=== What you will do ===
Omit the pictures from the entries below and retype everything else exactly.

=== Entries provided ===
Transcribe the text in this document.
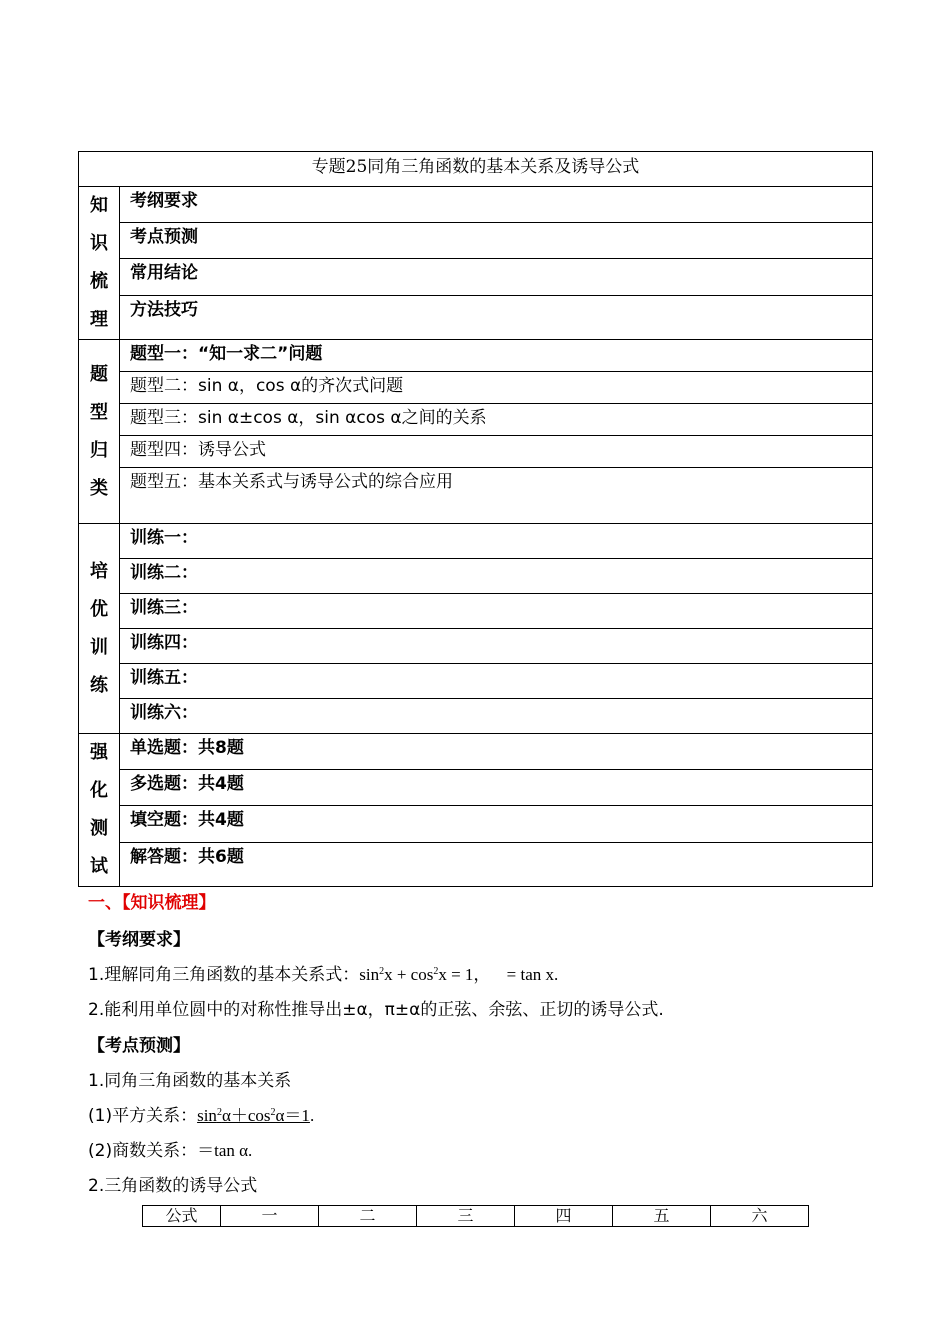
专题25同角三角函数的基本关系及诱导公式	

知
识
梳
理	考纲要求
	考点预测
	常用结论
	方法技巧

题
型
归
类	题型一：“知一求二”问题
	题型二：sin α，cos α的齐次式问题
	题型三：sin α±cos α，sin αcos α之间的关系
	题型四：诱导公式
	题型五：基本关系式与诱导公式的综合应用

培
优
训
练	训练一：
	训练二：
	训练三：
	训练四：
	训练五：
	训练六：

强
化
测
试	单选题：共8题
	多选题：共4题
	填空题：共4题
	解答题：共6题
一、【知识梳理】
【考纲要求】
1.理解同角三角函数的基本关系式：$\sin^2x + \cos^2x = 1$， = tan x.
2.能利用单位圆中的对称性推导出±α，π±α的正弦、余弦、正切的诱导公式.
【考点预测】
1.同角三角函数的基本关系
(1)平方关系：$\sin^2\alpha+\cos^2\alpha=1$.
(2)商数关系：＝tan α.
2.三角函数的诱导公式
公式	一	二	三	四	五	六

=== Solution to this task ===
Transcribe the text in this document.
专题25同角三角函数的基本关系及诱导公式	

知
识
梳
理	考纲要求
	考点预测
	常用结论
	方法技巧

题
型
归
类	题型一：“知一求二”问题
	题型二：sin α，cos α的齐次式问题
	题型三：sin α±cos α，sin αcos α之间的关系
	题型四：诱导公式
	题型五：基本关系式与诱导公式的综合应用

培
优
训
练	训练一：
	训练二：
	训练三：
	训练四：
	训练五：
	训练六：

强
化
测
试	单选题：共8题
	多选题：共4题
	填空题：共4题
	解答题：共6题
一、【知识梳理】
【考纲要求】
1.理解同角三角函数的基本关系式：$\sin^2x + \cos^2x = 1$， = tan x.
2.能利用单位圆中的对称性推导出±α，π±α的正弦、余弦、正切的诱导公式.
【考点预测】
1.同角三角函数的基本关系
(1)平方关系：$\sin^2\alpha+\cos^2\alpha=1$.
(2)商数关系：＝tan α.
2.三角函数的诱导公式
公式	一	二	三	四	五	六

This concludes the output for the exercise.